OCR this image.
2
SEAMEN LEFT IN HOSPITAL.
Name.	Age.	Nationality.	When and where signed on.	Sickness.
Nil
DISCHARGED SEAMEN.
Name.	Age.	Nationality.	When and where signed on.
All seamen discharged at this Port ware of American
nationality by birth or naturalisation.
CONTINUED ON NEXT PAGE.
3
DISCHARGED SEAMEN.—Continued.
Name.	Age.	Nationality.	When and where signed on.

■ PROBLEM DESCRIPTION ■
Write the material out again in its entirety, exactly as shown.

■ EXPECTED OUTPUT ■
OCR this image.
2
SEAMEN LEFT IN HOSPITAL.
Name.	Age.	Nationality.	When and where signed on.	Sickness.
Nil
DISCHARGED SEAMEN.
Name.	Age.	Nationality.	When and where signed on.
All seamen discharged at this Port ware of American
nationality by birth or naturalisation.
CONTINUED ON NEXT PAGE.
3
DISCHARGED SEAMEN.—Continued.
Name.	Age.	Nationality.	When and where signed on.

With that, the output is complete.